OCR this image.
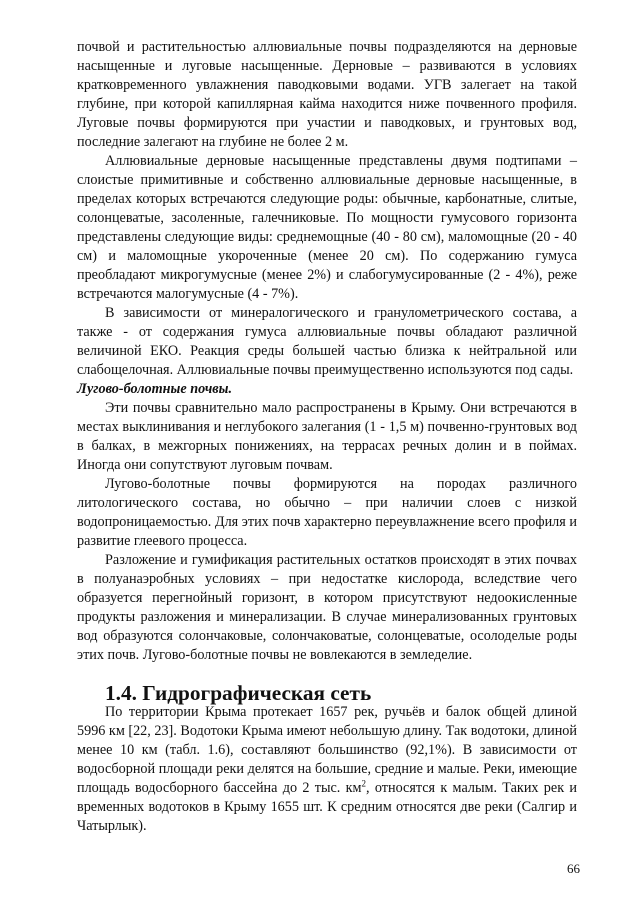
почвой и растительностью аллювиальные почвы подразделяются на дерновые насыщенные и луговые насыщенные. Дерновые – развиваются в условиях кратковременного увлажнения паводковыми водами. УГВ залегает на такой глубине, при которой капиллярная кайма находится ниже почвенного профиля. Луговые почвы формируются при участии и паводковых, и грунтовых вод, последние залегают на глубине не более 2 м.

Аллювиальные дерновые насыщенные представлены двумя подтипами – слоистые примитивные и собственно аллювиальные дерновые насыщенные, в пределах которых встречаются следующие роды: обычные, карбонатные, слитые, солонцеватые, засоленные, галечниковые. По мощности гумусового горизонта представлены следующие виды: среднемощные (40 - 80 см), маломощные (20 - 40 см) и маломощные укороченные (менее 20 см). По содержанию гумуса преобладают микрогумусные (менее 2%) и слабогумусированные (2 - 4%), реже встречаются малогумусные (4 - 7%).

В зависимости от минералогического и гранулометрического состава, а также - от содержания гумуса аллювиальные почвы обладают различной величиной ЕКО. Реакция среды большей частью близка к нейтральной или слабощелочная. Аллювиальные почвы преимущественно используются под сады.

Лугово-болотные почвы.

Эти почвы сравнительно мало распространены в Крыму. Они встречаются в местах выклинивания и неглубокого залегания (1 - 1,5 м) почвенно-грунтовых вод в балках, в межгорных понижениях, на террасах речных долин и в поймах. Иногда они сопутствуют луговым почвам.

Лугово-болотные почвы формируются на породах различного литологического состава, но обычно – при наличии слоев с низкой водопроницаемостью. Для этих почв характерно переувлажнение всего профиля и развитие глеевого процесса.

Разложение и гумификация растительных остатков происходят в этих почвах в полуанаэробных условиях – при недостатке кислорода, вследствие чего образуется перегнойный горизонт, в котором присутствуют недоокисленные продукты разложения и минерализации. В случае минерализованных грунтовых вод образуются солончаковые, солончаковатые, солонцеватые, осолоделые роды этих почв. Лугово-болотные почвы не вовлекаются в земледелие.

1.4. Гидрографическая сеть

По территории Крыма протекает 1657 рек, ручьёв и балок общей длиной 5996 км [22, 23]. Водотоки Крыма имеют небольшую длину. Так водотоки, длиной менее 10 км (табл. 1.6), составляют большинство (92,1%). В зависимости от водосборной площади реки делятся на большие, средние и малые. Реки, имеющие площадь водосборного бассейна до 2 тыс. $км^2$, относятся к малым. Таких рек и временных водотоков в Крыму 1655 шт. К средним относятся две реки (Салгир и Чатырлык).

66
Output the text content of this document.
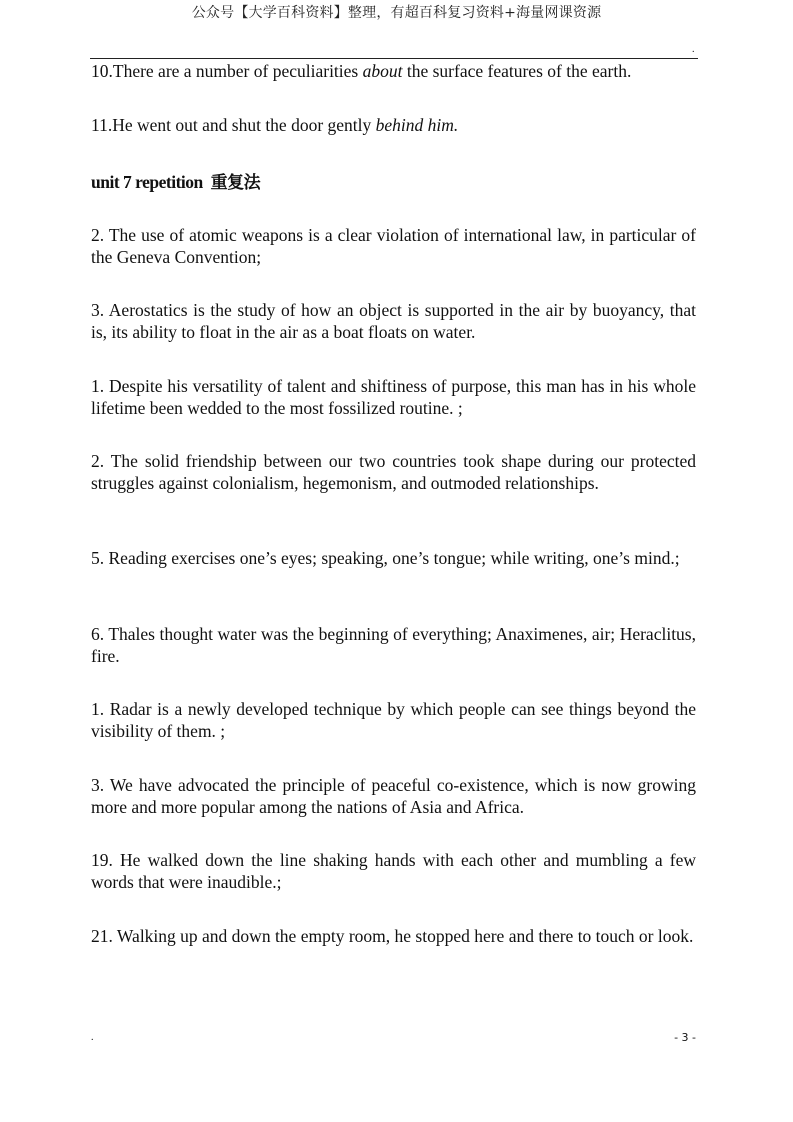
公众号【大学百科资料】整理，有超百科复习资料+海量网课资源
.
10.There are a number of peculiarities about the surface features of the earth.
11.He went out and shut the door gently behind him.
unit 7 repetition 重复法
2. The use of atomic weapons is a clear violation of international law, in particular of the Geneva Convention;
3. Aerostatics is the study of how an object is supported in the air by buoyancy, that is, its ability to float in the air as a boat floats on water.
1. Despite his versatility of talent and shiftiness of purpose, this man has in his whole lifetime been wedded to the most fossilized routine. ;
2. The solid friendship between our two countries took shape during our protected struggles against colonialism, hegemonism, and outmoded relationships.
5. Reading exercises one’s eyes; speaking, one’s tongue; while writing, one’s mind.;
6. Thales thought water was the beginning of everything; Anaximenes, air; Heraclitus, fire.
1. Radar is a newly developed technique by which people can see things beyond the visibility of them. ;
3. We have advocated the principle of peaceful co-existence, which is now growing more and more popular among the nations of Asia and Africa.
19. He walked down the line shaking hands with each other and mumbling a few words that were inaudible.;
21. Walking up and down the empty room, he stopped here and there to touch or look.
.	- 3 -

= = = = =

▶ _Stated problem_
Using the material above, report each line where "which" occurs.

▶ _Correct response_
1. Radar is a newly developed technique by which people can see things beyond the visibility of them. ;
3. We have advocated the principle of peaceful co-existence, which is now growing more and more popular among the nations of Asia and Africa.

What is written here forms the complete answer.